Exercise directions — Select lines where the word "hoàn" appears.

(Stored records)
+ + + +

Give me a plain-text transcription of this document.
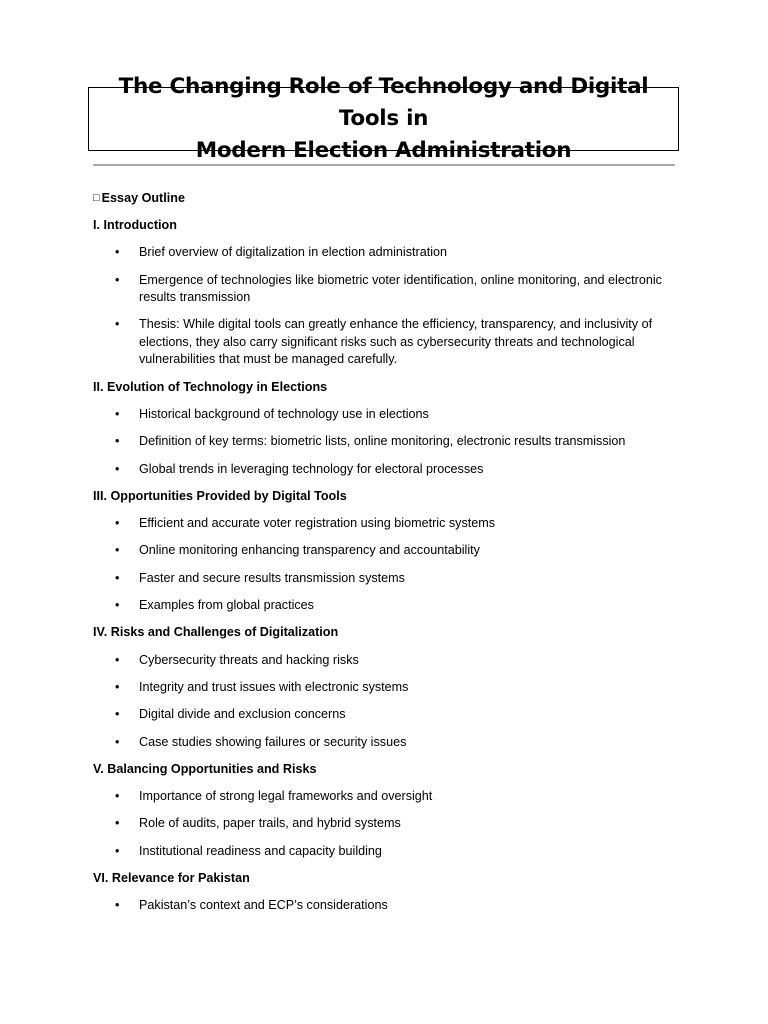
The Changing Role of Technology and Digital Tools in
Modern Election Administration
□ Essay Outline
I. Introduction
• Brief overview of digitalization in election administration
• Emergence of technologies like biometric voter identification, online monitoring, and electronic results transmission
• Thesis: While digital tools can greatly enhance the efficiency, transparency, and inclusivity of elections, they also carry significant risks such as cybersecurity threats and technological vulnerabilities that must be managed carefully.
II. Evolution of Technology in Elections
• Historical background of technology use in elections
• Definition of key terms: biometric lists, online monitoring, electronic results transmission
• Global trends in leveraging technology for electoral processes
III. Opportunities Provided by Digital Tools
• Efficient and accurate voter registration using biometric systems
• Online monitoring enhancing transparency and accountability
• Faster and secure results transmission systems
• Examples from global practices
IV. Risks and Challenges of Digitalization
• Cybersecurity threats and hacking risks
• Integrity and trust issues with electronic systems
• Digital divide and exclusion concerns
• Case studies showing failures or security issues
V. Balancing Opportunities and Risks
• Importance of strong legal frameworks and oversight
• Role of audits, paper trails, and hybrid systems
• Institutional readiness and capacity building
VI. Relevance for Pakistan
• Pakistan’s context and ECP’s considerations
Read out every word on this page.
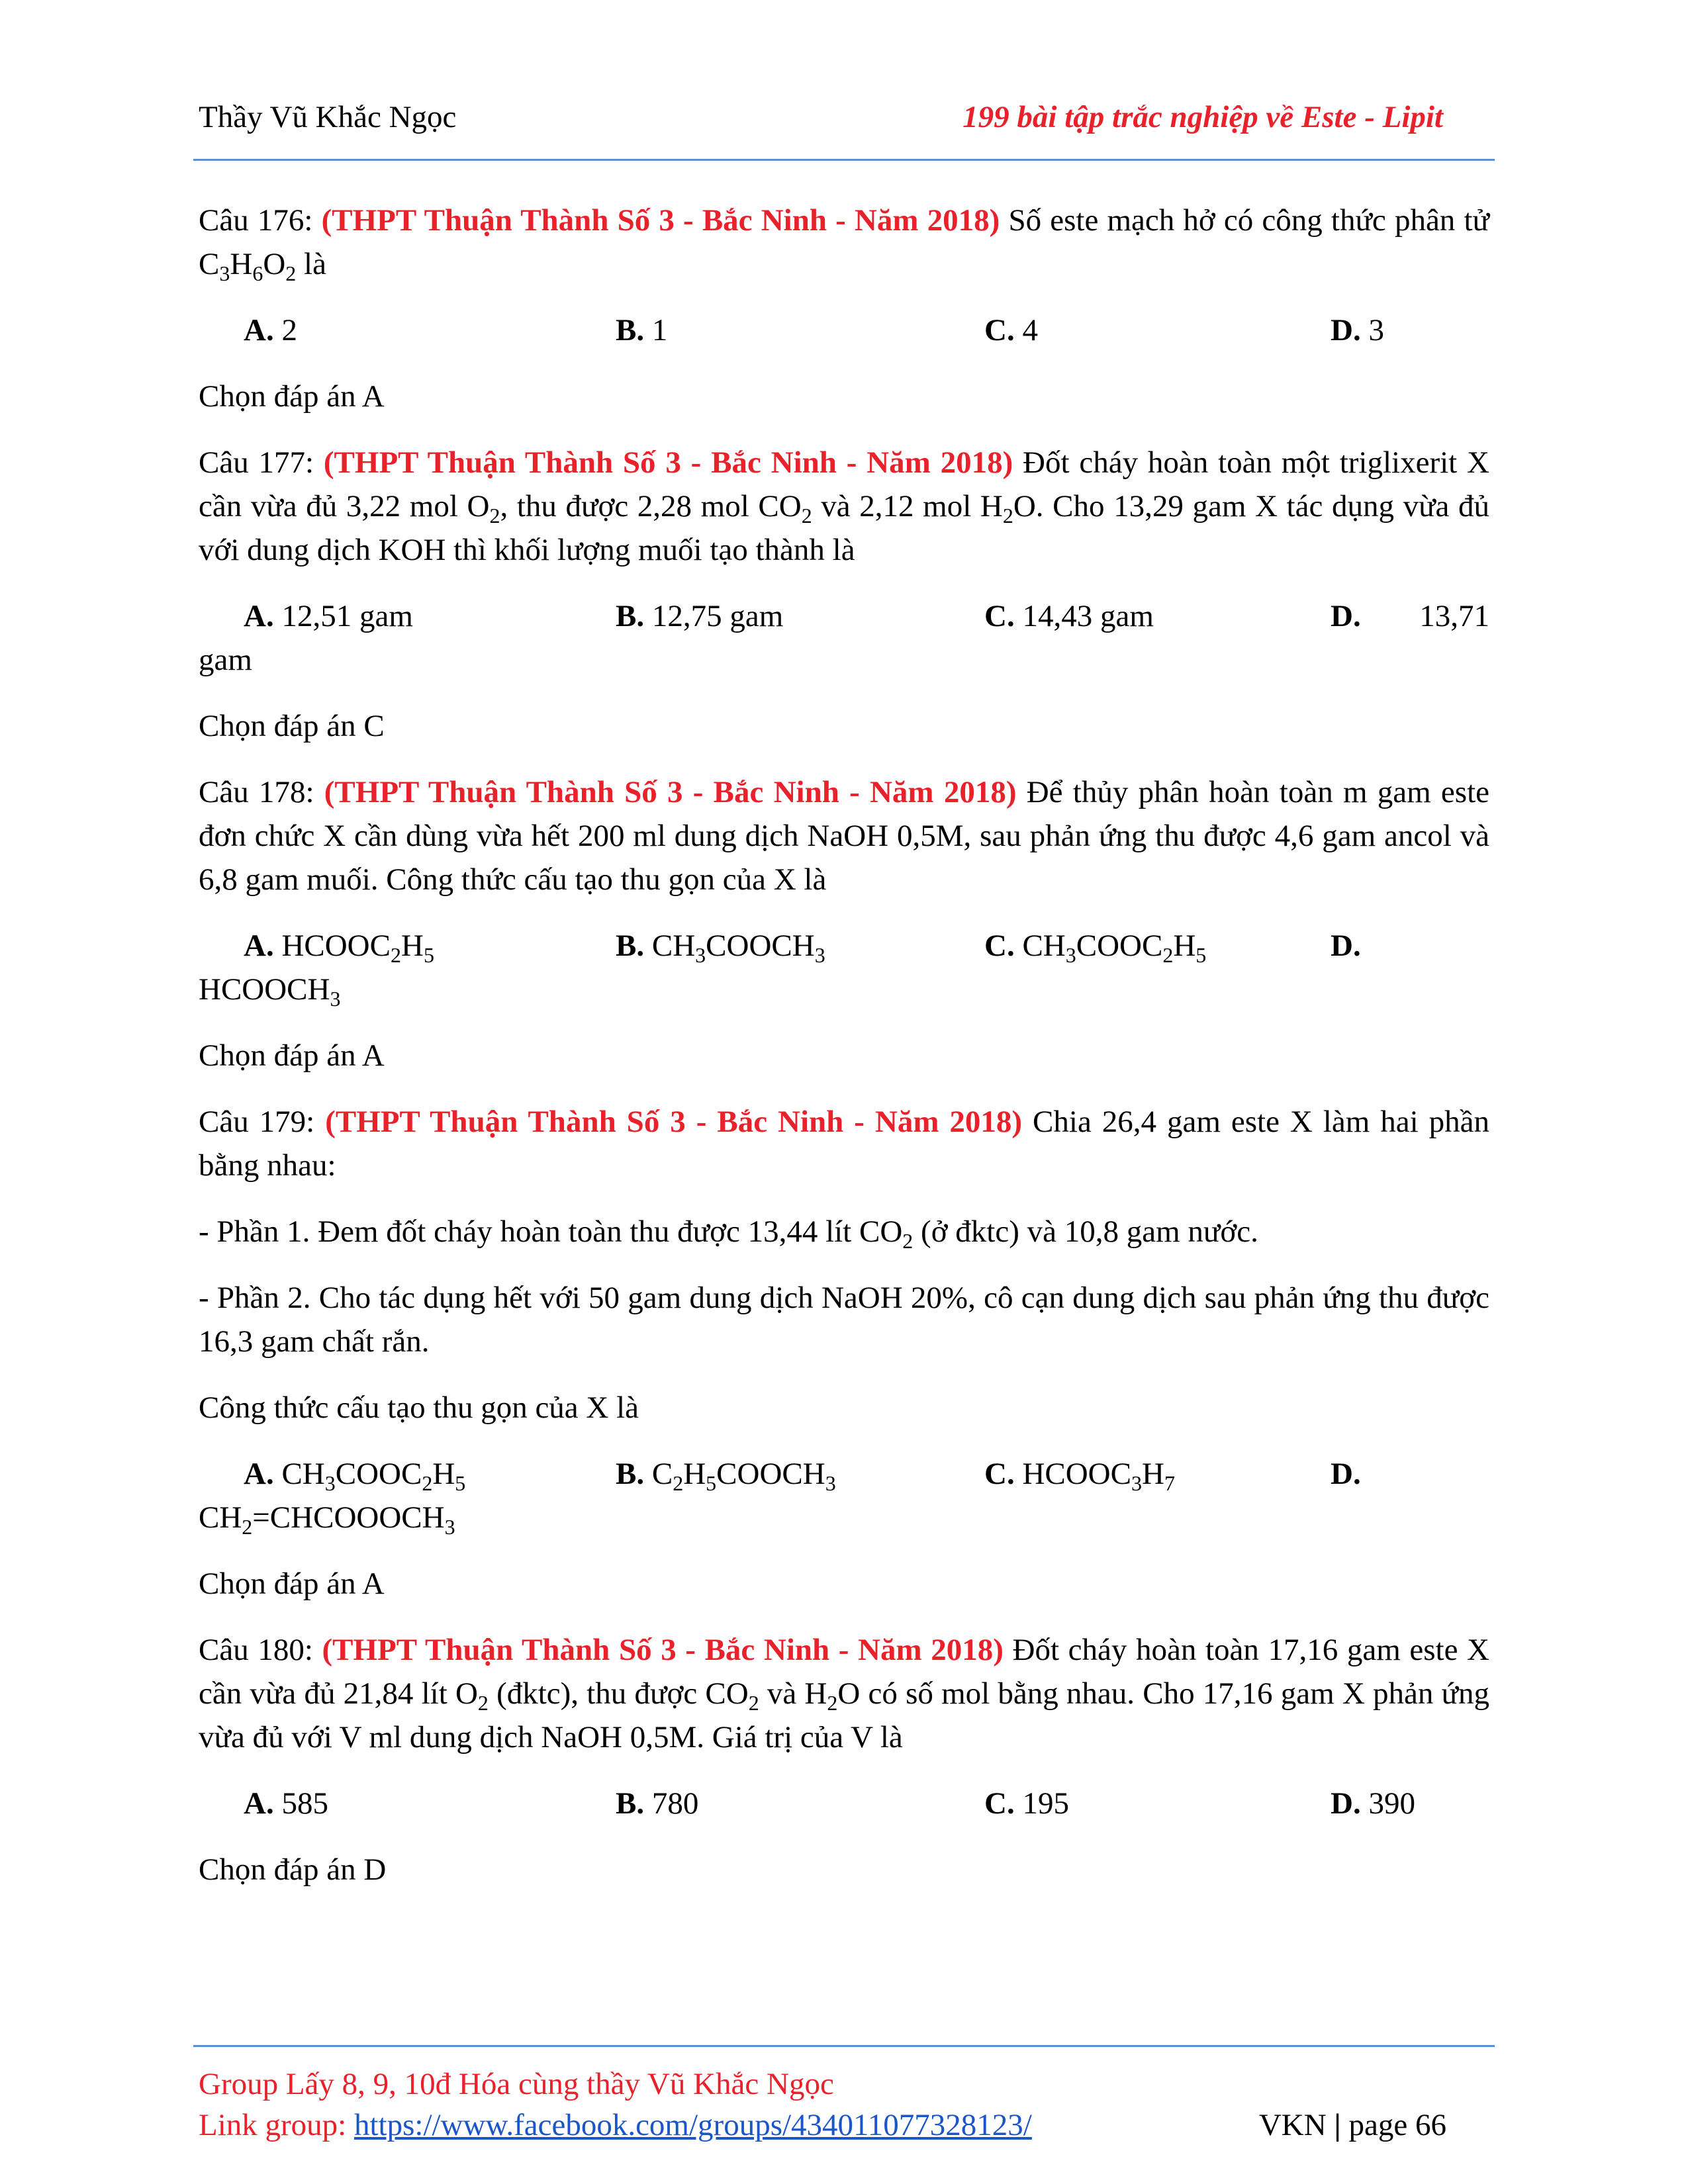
Thầy Vũ Khắc Ngọc	199 bài tập trắc nghiệp về Este - Lipit
Câu 176: (THPT Thuận Thành Số 3 - Bắc Ninh - Năm 2018) Số este mạch hở có công thức phân tử $C_3H_6O_2$ là
A. 2	B. 1	C. 4	D. 3
Chọn đáp án A
Câu 177: (THPT Thuận Thành Số 3 - Bắc Ninh - Năm 2018) Đốt cháy hoàn toàn một triglixerit X cần vừa đủ 3,22 mol $O_2$, thu được 2,28 mol $CO_2$ và 2,12 mol $H_2O$. Cho 13,29 gam X tác dụng vừa đủ với dung dịch KOH thì khối lượng muối tạo thành là
A. 12,51 gam	B. 12,75 gam	C. 14,43 gam	D. 13,71
gam
Chọn đáp án C
Câu 178: (THPT Thuận Thành Số 3 - Bắc Ninh - Năm 2018) Để thủy phân hoàn toàn m gam este đơn chức X cần dùng vừa hết 200 ml dung dịch NaOH 0,5M, sau phản ứng thu được 4,6 gam ancol và 6,8 gam muối. Công thức cấu tạo thu gọn của X là
A. $HCOOC_2H_5$	B. $CH_3COOCH_3$	C. $CH_3COOC_2H_5$	D.
$HCOOCH_3$
Chọn đáp án A
Câu 179: (THPT Thuận Thành Số 3 - Bắc Ninh - Năm 2018) Chia 26,4 gam este X làm hai phần bằng nhau:
- Phần 1. Đem đốt cháy hoàn toàn thu được 13,44 lít $CO_2$ (ở đktc) và 10,8 gam nước.
- Phần 2. Cho tác dụng hết với 50 gam dung dịch NaOH 20%, cô cạn dung dịch sau phản ứng thu được 16,3 gam chất rắn.
Công thức cấu tạo thu gọn của X là
A. $CH_3COOC_2H_5$	B. $C_2H_5COOCH_3$	C. $HCOOC_3H_7$	D.
$CH_2=CHCOOOCH_3$
Chọn đáp án A
Câu 180: (THPT Thuận Thành Số 3 - Bắc Ninh - Năm 2018) Đốt cháy hoàn toàn 17,16 gam este X cần vừa đủ 21,84 lít $O_2$ (đktc), thu được $CO_2$ và $H_2O$ có số mol bằng nhau. Cho 17,16 gam X phản ứng vừa đủ với V ml dung dịch NaOH 0,5M. Giá trị của V là
A. 585	B. 780	C. 195	D. 390
Chọn đáp án D
Group Lấy 8, 9, 10đ Hóa cùng thầy Vũ Khắc Ngọc
Link group: https://www.facebook.com/groups/434011077328123/	VKN | page 66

+ + + +

Task answer —
Câu 177: (THPT Thuận Thành Số 3 - Bắc Ninh - Năm 2018) Đốt cháy hoàn toàn một triglixerit X cần vừa đủ 3,22 mol $O_2$, thu được 2,28 mol $CO_2$ và 2,12 mol $H_2O$. Cho 13,29 gam X tác dụng vừa đủ với dung dịch KOH thì khối lượng muối tạo thành là
Câu 178: (THPT Thuận Thành Số 3 - Bắc Ninh - Năm 2018) Để thủy phân hoàn toàn m gam este đơn chức X cần dùng vừa hết 200 ml dung dịch NaOH 0,5M, sau phản ứng thu được 4,6 gam ancol và 6,8 gam muối. Công thức cấu tạo thu gọn của X là
- Phần 1. Đem đốt cháy hoàn toàn thu được 13,44 lít $CO_2$ (ở đktc) và 10,8 gam nước.
Câu 180: (THPT Thuận Thành Số 3 - Bắc Ninh - Năm 2018) Đốt cháy hoàn toàn 17,16 gam este X cần vừa đủ 21,84 lít $O_2$ (đktc), thu được $CO_2$ và $H_2O$ có số mol bằng nhau. Cho 17,16 gam X phản ứng vừa đủ với V ml dung dịch NaOH 0,5M. Giá trị của V là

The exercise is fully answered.